### Required work:
Repeat each entry as written and leave the images out of the copy.

══════════════════════════════

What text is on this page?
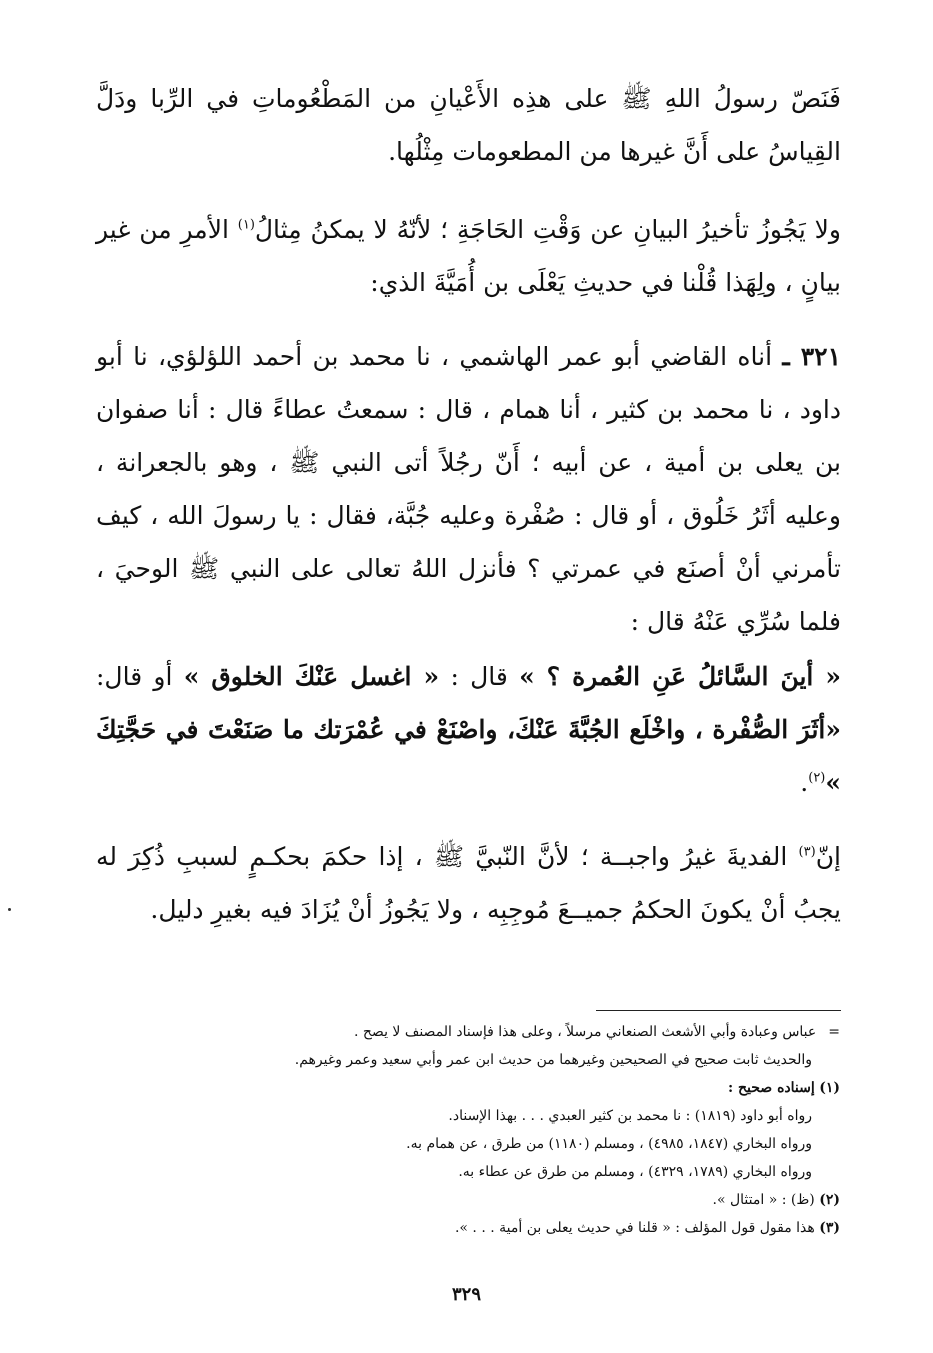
فَنَصّ رسولُ اللهِ ﷺ على هذِه الأَعْيانِ من المَطْعُوماتِ في الرِّبا ودَلَّ القِياسُ على أَنَّ غيرها من المطعومات مِثْلُها.

ولا يَجُوزُ تأخيرُ البيانِ عن وَقْتِ الحَاجَةِ ؛ لأنّهُ لا يمكنُ مِثالُ$^{(١)}$ الأمرِ من غير بيانٍ ، ولِهَذا قُلْنا في حديثِ يَعْلَى بن أُمَيَّةَ الذي:

٣٢١ ـ أناه القاضي أبو عمر الهاشمي ، نا محمد بن أحمد اللؤلؤي، نا أبو داود ، نا محمد بن كثير ، أنا همام ، قال : سمعتُ عطاءً قال : أنا صفوان بن يعلى بن أمية ، عن أبيه ؛ أَنّ رجُلاً أتى النبي ﷺ ، وهو بالجعرانة ، وعليه أثَرُ خَلُوق ، أو قال : صُفْرة وعليه جُبَّة، فقال : يا رسولَ الله ، كيف تأمرني أنْ أصنَع في عمرتي ؟ فأنزل اللهُ تعالى على النبي ﷺ الوحيَ ، فلما سُرِّي عَنْهُ قال :

« أينَ السَّائلُ عَنِ العُمرة ؟ » قال : « اغسل عَنْكَ الخلوق » أو قال: «أثَرَ الصُّفْرة ، واخْلَع الجُبَّةَ عَنْكَ، واصْنَعْ في عُمْرَتك ما صَنَعْتَ في حَجَّتِكَ »$^{(٢)}$.

إنّ$^{(٣)}$ الفديةَ غيرُ واجبــة ؛ لأنَّ النّبيَّ ﷺ ، إذا حكمَ بحكـمٍ لسببِ ذُكِرَ له يجبُ أنْ يكونَ الحكمُ جميــعَ مُوجِبِه ، ولا يَجُوزُ أنْ يُزَادَ فيه بغيرِ دليل.

=عباس وعبادة وأبي الأشعث الصنعاني مرسلاً ، وعلى هذا فإسناد المصنف لا يصح .

والحديث ثابت صحيح في الصحيحين وغيرهما من حديث ابن عمر وأبي سعيد وعمر وغيرهم.

(١) إسناده صحيح :

رواه أبو داود (١٨١٩) : نا محمد بن كثير العبدي . . . بهذا الإسناد.

ورواه البخاري (١٨٤٧، ٤٩٨٥) ، ومسلم (١١٨٠) من طرق ، عن همام به.

ورواه البخاري (١٧٨٩، ٤٣٢٩) ، ومسلم من طرق عن عطاء به.

(٢) (ظ) : « امتثال ».

(٣) هذا مقول قول المؤلف : « قلنا في حديث يعلى بن أمية . . . ».

٣٢٩
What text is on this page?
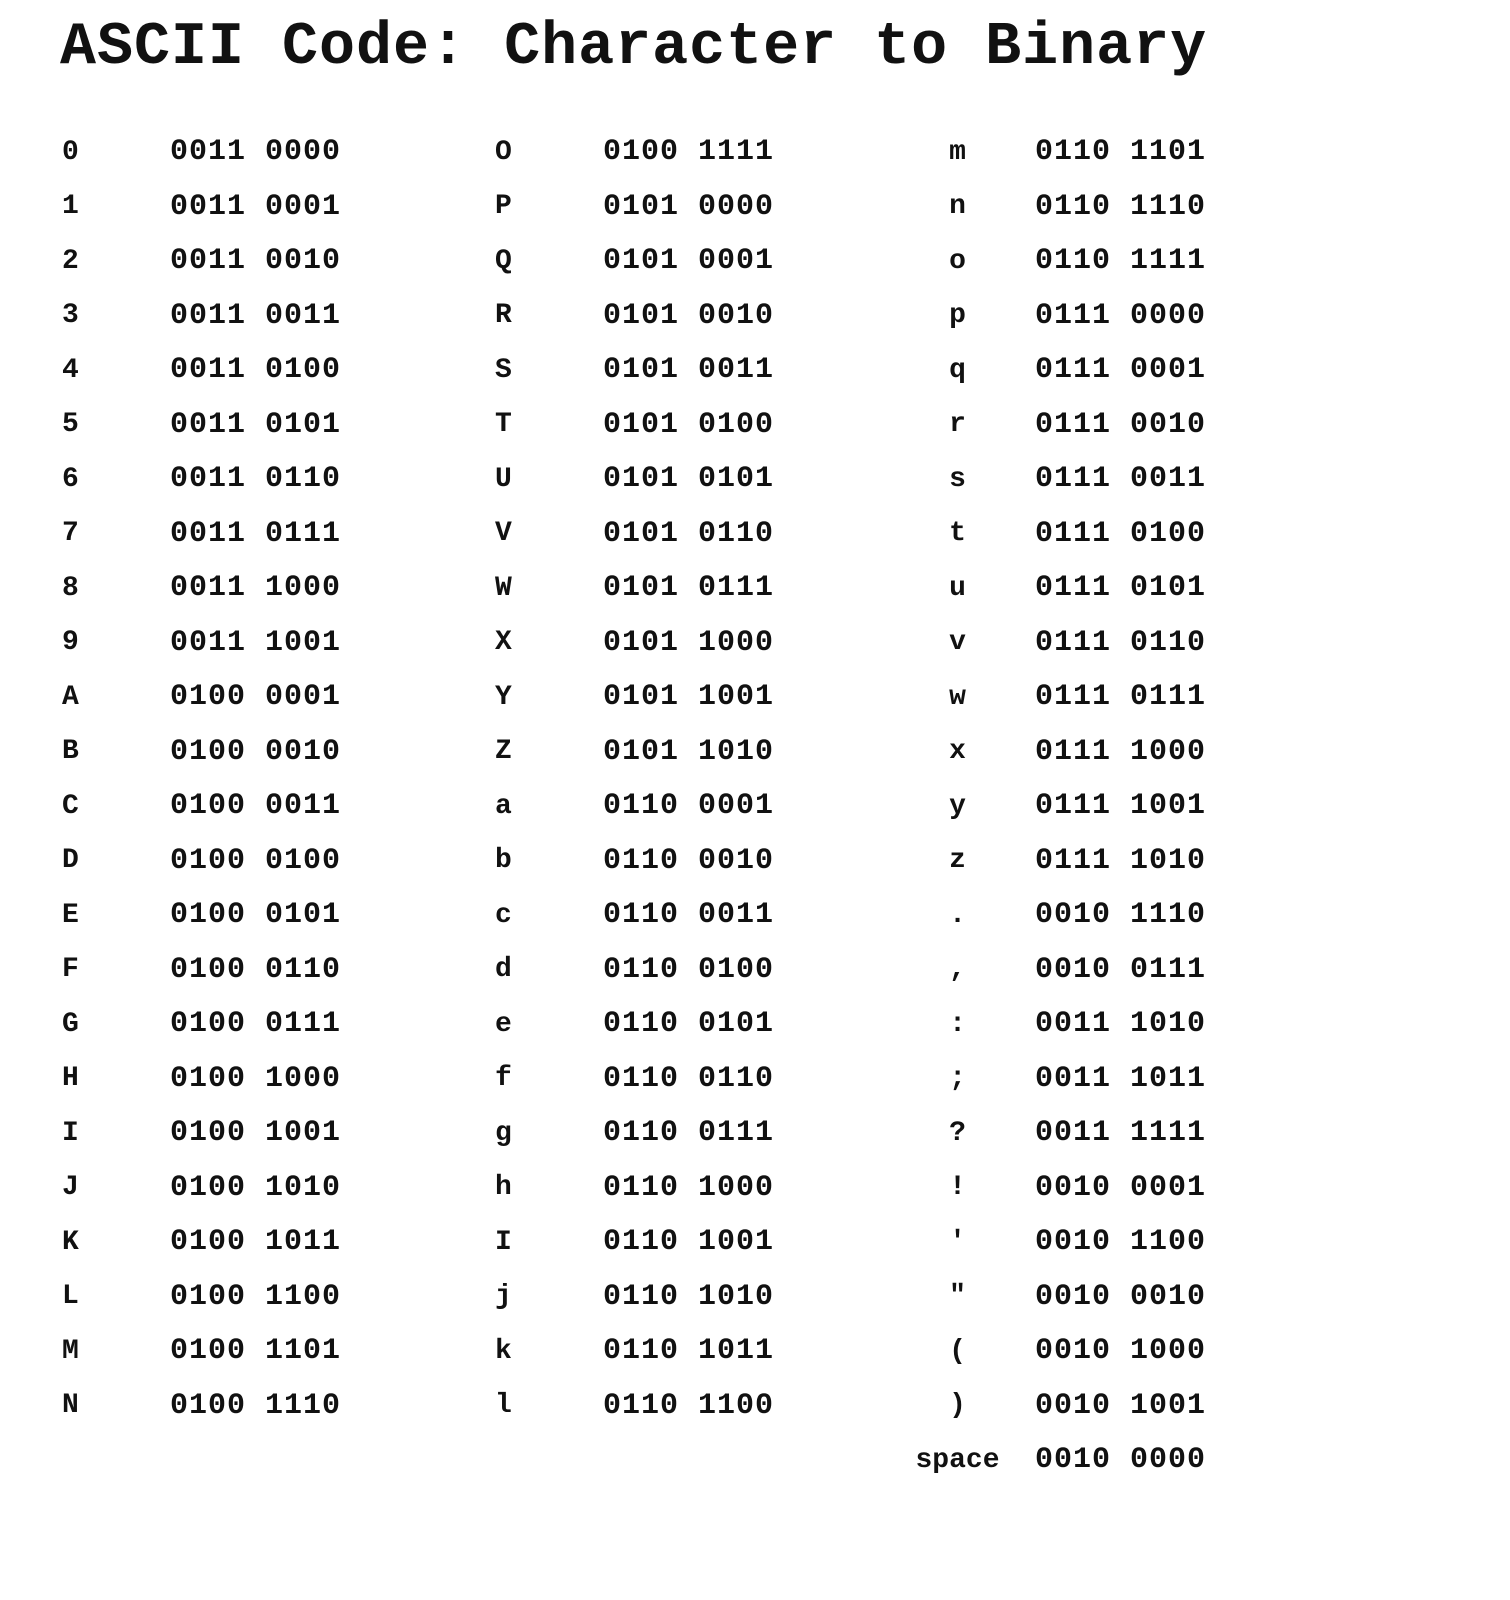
ASCII Code: Character to Binary
0	0011 0000
1	0011 0001
2	0011 0010
3	0011 0011
4	0011 0100
5	0011 0101
6	0011 0110
7	0011 0111
8	0011 1000
9	0011 1001
A	0100 0001
B	0100 0010
C	0100 0011
D	0100 0100
E	0100 0101
F	0100 0110
G	0100 0111
H	0100 1000
I	0100 1001
J	0100 1010
K	0100 1011
L	0100 1100
M	0100 1101
N	0100 1110
O	0100 1111
P	0101 0000
Q	0101 0001
R	0101 0010
S	0101 0011
T	0101 0100
U	0101 0101
V	0101 0110
W	0101 0111
X	0101 1000
Y	0101 1001
Z	0101 1010
a	0110 0001
b	0110 0010
c	0110 0011
d	0110 0100
e	0110 0101
f	0110 0110
g	0110 0111
h	0110 1000
I	0110 1001
j	0110 1010
k	0110 1011
l	0110 1100
m	0110 1101
n	0110 1110
o	0110 1111
p	0111 0000
q	0111 0001
r	0111 0010
s	0111 0011
t	0111 0100
u	0111 0101
v	0111 0110
w	0111 0111
x	0111 1000
y	0111 1001
z	0111 1010
.	0010 1110
,	0010 0111
:	0011 1010
;	0011 1011
?	0011 1111
!	0010 0001
'	0010 1100
"	0010 0010
(	0010 1000
)	0010 1001
space	0010 0000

══════════════════════════════

### Written response:
What text is on this page?
فَنَصّ رسولُ اللهِ ﷺ على هذِه الأَعْيانِ من المَطْعُوماتِ في الرِّبا ودَلَّ القِياسُ على أَنَّ غيرها من المطعومات مِثْلُها.

ولا يَجُوزُ تأخيرُ البيانِ عن وَقْتِ الحَاجَةِ ؛ لأنّهُ لا يمكنُ مِثالُ$^{(١)}$ الأمرِ من غير بيانٍ ، ولِهَذا قُلْنا في حديثِ يَعْلَى بن أُمَيَّةَ الذي:

٣٢١ ـ أناه القاضي أبو عمر الهاشمي ، نا محمد بن أحمد اللؤلؤي، نا أبو داود ، نا محمد بن كثير ، أنا همام ، قال : سمعتُ عطاءً قال : أنا صفوان بن يعلى بن أمية ، عن أبيه ؛ أَنّ رجُلاً أتى النبي ﷺ ، وهو بالجعرانة ، وعليه أثَرُ خَلُوق ، أو قال : صُفْرة وعليه جُبَّة، فقال : يا رسولَ الله ، كيف تأمرني أنْ أصنَع في عمرتي ؟ فأنزل اللهُ تعالى على النبي ﷺ الوحيَ ، فلما سُرِّي عَنْهُ قال :

« أينَ السَّائلُ عَنِ العُمرة ؟ » قال : « اغسل عَنْكَ الخلوق » أو قال: «أثَرَ الصُّفْرة ، واخْلَع الجُبَّةَ عَنْكَ، واصْنَعْ في عُمْرَتك ما صَنَعْتَ في حَجَّتِكَ »$^{(٢)}$.

إنّ$^{(٣)}$ الفديةَ غيرُ واجبــة ؛ لأنَّ النّبيَّ ﷺ ، إذا حكمَ بحكـمٍ لسببِ ذُكِرَ له يجبُ أنْ يكونَ الحكمُ جميــعَ مُوجِبِه ، ولا يَجُوزُ أنْ يُزَادَ فيه بغيرِ دليل.

=عباس وعبادة وأبي الأشعث الصنعاني مرسلاً ، وعلى هذا فإسناد المصنف لا يصح .

والحديث ثابت صحيح في الصحيحين وغيرهما من حديث ابن عمر وأبي سعيد وعمر وغيرهم.

(١) إسناده صحيح :

رواه أبو داود (١٨١٩) : نا محمد بن كثير العبدي . . . بهذا الإسناد.

ورواه البخاري (١٨٤٧، ٤٩٨٥) ، ومسلم (١١٨٠) من طرق ، عن همام به.

ورواه البخاري (١٧٨٩، ٤٣٢٩) ، ومسلم من طرق عن عطاء به.

(٢) (ظ) : « امتثال ».

(٣) هذا مقول قول المؤلف : « قلنا في حديث يعلى بن أمية . . . ».

٣٢٩
What text is on this page?
ASCII Code: Character to Binary
0	0011 0000
1	0011 0001
2	0011 0010
3	0011 0011
4	0011 0100
5	0011 0101
6	0011 0110
7	0011 0111
8	0011 1000
9	0011 1001
A	0100 0001
B	0100 0010
C	0100 0011
D	0100 0100
E	0100 0101
F	0100 0110
G	0100 0111
H	0100 1000
I	0100 1001
J	0100 1010
K	0100 1011
L	0100 1100
M	0100 1101
N	0100 1110
O	0100 1111
P	0101 0000
Q	0101 0001
R	0101 0010
S	0101 0011
T	0101 0100
U	0101 0101
V	0101 0110
W	0101 0111
X	0101 1000
Y	0101 1001
Z	0101 1010
a	0110 0001
b	0110 0010
c	0110 0011
d	0110 0100
e	0110 0101
f	0110 0110
g	0110 0111
h	0110 1000
I	0110 1001
j	0110 1010
k	0110 1011
l	0110 1100
m	0110 1101
n	0110 1110
o	0110 1111
p	0111 0000
q	0111 0001
r	0111 0010
s	0111 0011
t	0111 0100
u	0111 0101
v	0111 0110
w	0111 0111
x	0111 1000
y	0111 1001
z	0111 1010
.	0010 1110
,	0010 0111
:	0011 1010
;	0011 1011
?	0011 1111
!	0010 0001
'	0010 1100
"	0010 0010
(	0010 1000
)	0010 1001
space	0010 0000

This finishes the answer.